> Stated exercise
Could you repeat the records below exactly, leaving out any pictures?

-- start Given information --

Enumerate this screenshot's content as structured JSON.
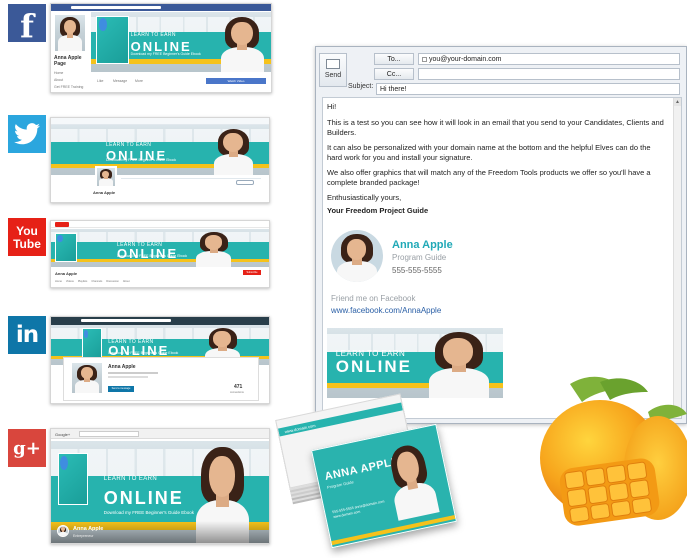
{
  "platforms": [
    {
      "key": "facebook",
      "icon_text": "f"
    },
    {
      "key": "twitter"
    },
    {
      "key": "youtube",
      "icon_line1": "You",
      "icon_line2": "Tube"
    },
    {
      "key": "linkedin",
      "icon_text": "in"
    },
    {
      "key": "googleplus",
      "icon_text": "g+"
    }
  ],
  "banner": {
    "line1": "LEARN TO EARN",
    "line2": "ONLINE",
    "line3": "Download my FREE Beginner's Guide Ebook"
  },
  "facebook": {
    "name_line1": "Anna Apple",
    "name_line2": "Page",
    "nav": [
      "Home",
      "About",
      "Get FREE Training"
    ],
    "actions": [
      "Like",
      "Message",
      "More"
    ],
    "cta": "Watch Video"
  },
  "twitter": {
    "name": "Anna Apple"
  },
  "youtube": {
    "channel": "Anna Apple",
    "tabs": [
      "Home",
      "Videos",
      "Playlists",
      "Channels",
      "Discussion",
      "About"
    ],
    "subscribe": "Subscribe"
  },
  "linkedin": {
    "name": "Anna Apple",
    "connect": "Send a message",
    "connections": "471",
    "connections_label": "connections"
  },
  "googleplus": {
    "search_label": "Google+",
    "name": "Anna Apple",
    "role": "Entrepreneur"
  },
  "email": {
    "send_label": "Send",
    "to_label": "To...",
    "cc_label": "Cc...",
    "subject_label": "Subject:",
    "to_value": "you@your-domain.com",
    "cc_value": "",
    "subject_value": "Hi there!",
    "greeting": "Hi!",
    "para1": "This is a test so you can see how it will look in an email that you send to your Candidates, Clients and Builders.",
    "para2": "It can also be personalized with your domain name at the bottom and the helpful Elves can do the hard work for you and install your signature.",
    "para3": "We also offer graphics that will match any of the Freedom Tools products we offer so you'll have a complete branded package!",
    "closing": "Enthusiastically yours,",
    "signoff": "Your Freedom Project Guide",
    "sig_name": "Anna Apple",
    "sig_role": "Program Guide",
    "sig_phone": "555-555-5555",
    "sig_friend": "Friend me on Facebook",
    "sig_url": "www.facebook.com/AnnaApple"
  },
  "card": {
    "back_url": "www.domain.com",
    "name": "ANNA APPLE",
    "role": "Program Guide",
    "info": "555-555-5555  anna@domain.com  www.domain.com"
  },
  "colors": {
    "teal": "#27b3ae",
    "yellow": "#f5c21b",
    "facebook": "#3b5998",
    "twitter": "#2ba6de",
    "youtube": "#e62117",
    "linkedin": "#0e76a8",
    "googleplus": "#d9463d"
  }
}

-- end Given information --

> Worked answer
Enumerate this screenshot's content as structured JSON.
{
  "platforms": [
    {
      "key": "facebook",
      "icon_text": "f"
    },
    {
      "key": "twitter"
    },
    {
      "key": "youtube",
      "icon_line1": "You",
      "icon_line2": "Tube"
    },
    {
      "key": "linkedin",
      "icon_text": "in"
    },
    {
      "key": "googleplus",
      "icon_text": "g+"
    }
  ],
  "banner": {
    "line1": "LEARN TO EARN",
    "line2": "ONLINE",
    "line3": "Download my FREE Beginner's Guide Ebook"
  },
  "facebook": {
    "name_line1": "Anna Apple",
    "name_line2": "Page",
    "nav": [
      "Home",
      "About",
      "Get FREE Training"
    ],
    "actions": [
      "Like",
      "Message",
      "More"
    ],
    "cta": "Watch Video"
  },
  "twitter": {
    "name": "Anna Apple"
  },
  "youtube": {
    "channel": "Anna Apple",
    "tabs": [
      "Home",
      "Videos",
      "Playlists",
      "Channels",
      "Discussion",
      "About"
    ],
    "subscribe": "Subscribe"
  },
  "linkedin": {
    "name": "Anna Apple",
    "connect": "Send a message",
    "connections": "471",
    "connections_label": "connections"
  },
  "googleplus": {
    "search_label": "Google+",
    "name": "Anna Apple",
    "role": "Entrepreneur"
  },
  "email": {
    "send_label": "Send",
    "to_label": "To...",
    "cc_label": "Cc...",
    "subject_label": "Subject:",
    "to_value": "you@your-domain.com",
    "cc_value": "",
    "subject_value": "Hi there!",
    "greeting": "Hi!",
    "para1": "This is a test so you can see how it will look in an email that you send to your Candidates, Clients and Builders.",
    "para2": "It can also be personalized with your domain name at the bottom and the helpful Elves can do the hard work for you and install your signature.",
    "para3": "We also offer graphics that will match any of the Freedom Tools products we offer so you'll have a complete branded package!",
    "closing": "Enthusiastically yours,",
    "signoff": "Your Freedom Project Guide",
    "sig_name": "Anna Apple",
    "sig_role": "Program Guide",
    "sig_phone": "555-555-5555",
    "sig_friend": "Friend me on Facebook",
    "sig_url": "www.facebook.com/AnnaApple"
  },
  "card": {
    "back_url": "www.domain.com",
    "name": "ANNA APPLE",
    "role": "Program Guide",
    "info": "555-555-5555  anna@domain.com  www.domain.com"
  },
  "colors": {
    "teal": "#27b3ae",
    "yellow": "#f5c21b",
    "facebook": "#3b5998",
    "twitter": "#2ba6de",
    "youtube": "#e62117",
    "linkedin": "#0e76a8",
    "googleplus": "#d9463d"
  }
}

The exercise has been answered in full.